__Source document__:
J. ZOLJARGAL: DISCOUNTED COAL PRICES FOR MONGOLIA POSSIBLE WITH REDUCED DEPENDENCE ON SINGLE BUYER

R. Renchindulam

Mongolia's primary export is coal, with the country achieving a historic milestone by exporting 83.7 million tons last year. We discussed the successes, challenges, key issues, and future trends in the coal sector with Member of Parliament J. Zoljargal.

As an expert with extensive experience in the coal industry, how would you assess the achievements and challenges faced by the sector over the past year?

Mongolia's exports saw a rise last year, which can be considered a success. At the same time, domestic coal consumption for energy production is increasing, and new energy sources are being developed.

For instance, last year saw the commissioning of the first 150 MW unit at the Buuruljuut power plant. Meanwhile, the construction of several other thermal power plants is underway, including a 30 MW plant in Tosontsengel soum, Zavkhan aimag, a 50 MW plant in Sukhbaatar soum, Selenge aimag, and a 660 MW plant in Bayan soum, Tuv aimag. If these projects continue at this pace, Mongolia's economy and industrial sector are expected to grow in parallel. 

However, both the energy and coal sectors must operate on sound business principles aligned with market prices and tariffs. The gradual resolution of these issues since last year can also be considered a success. In other words, the increase in coal exports alongside rising  domestic consumption is  a  positive outcome.

__Task list__:
A. From the interview on Mongolia's coal sector, quote the part that opens with the words containing "J. ZOLJARGAL: DISCOUNTED" and closes with "Parliament J. Zoljargal.".
B. According to the interview on Mongolia's coal sector, how many tons of coal did Mongolia export last year?
The lines that follow have nothing to do with this work.

__Entries for boxed elements__:

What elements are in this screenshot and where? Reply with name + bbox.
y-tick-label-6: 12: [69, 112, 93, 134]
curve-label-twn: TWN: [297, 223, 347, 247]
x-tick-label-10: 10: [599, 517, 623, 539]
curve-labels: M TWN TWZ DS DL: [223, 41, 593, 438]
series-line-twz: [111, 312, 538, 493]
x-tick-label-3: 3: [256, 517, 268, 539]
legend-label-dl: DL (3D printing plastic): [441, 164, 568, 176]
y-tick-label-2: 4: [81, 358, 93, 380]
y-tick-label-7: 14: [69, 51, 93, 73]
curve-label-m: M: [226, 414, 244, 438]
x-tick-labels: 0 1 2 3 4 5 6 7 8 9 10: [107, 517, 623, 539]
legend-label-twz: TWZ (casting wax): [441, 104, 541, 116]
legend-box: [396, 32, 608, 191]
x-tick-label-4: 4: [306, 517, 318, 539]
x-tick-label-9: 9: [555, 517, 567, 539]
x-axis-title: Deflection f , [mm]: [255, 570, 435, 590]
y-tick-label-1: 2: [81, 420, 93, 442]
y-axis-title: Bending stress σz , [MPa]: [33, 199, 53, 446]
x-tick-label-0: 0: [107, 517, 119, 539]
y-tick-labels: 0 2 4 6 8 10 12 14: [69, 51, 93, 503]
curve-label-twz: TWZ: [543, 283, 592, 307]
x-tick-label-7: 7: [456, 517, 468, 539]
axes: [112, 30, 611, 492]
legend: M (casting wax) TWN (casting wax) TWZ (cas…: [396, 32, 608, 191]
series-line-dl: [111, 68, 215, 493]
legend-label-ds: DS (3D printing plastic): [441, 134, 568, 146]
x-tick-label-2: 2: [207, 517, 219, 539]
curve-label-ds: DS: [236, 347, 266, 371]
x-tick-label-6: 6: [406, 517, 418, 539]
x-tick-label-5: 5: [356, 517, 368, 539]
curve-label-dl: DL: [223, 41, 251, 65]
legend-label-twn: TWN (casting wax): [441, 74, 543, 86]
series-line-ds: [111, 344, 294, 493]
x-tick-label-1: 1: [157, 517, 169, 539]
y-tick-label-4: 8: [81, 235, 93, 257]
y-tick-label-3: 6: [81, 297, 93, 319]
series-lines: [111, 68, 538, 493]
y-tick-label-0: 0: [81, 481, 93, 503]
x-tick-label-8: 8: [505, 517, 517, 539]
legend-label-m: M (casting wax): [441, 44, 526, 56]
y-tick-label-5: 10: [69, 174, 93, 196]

__The results__:
A.
J. ZOLJARGAL: DISCOUNTED COAL PRICES FOR MONGOLIA POSSIBLE WITH REDUCED DEPENDENCE ON SINGLE BUYER

R. Renchindulam

Mongolia's primary export is coal, with the country achieving a historic milestone by exporting 83.7 million tons last year. We discussed the successes, challenges, key issues, and future trends in the coal sector with Member of Parliament J. Zoljargal.

B. 83.7 million tons.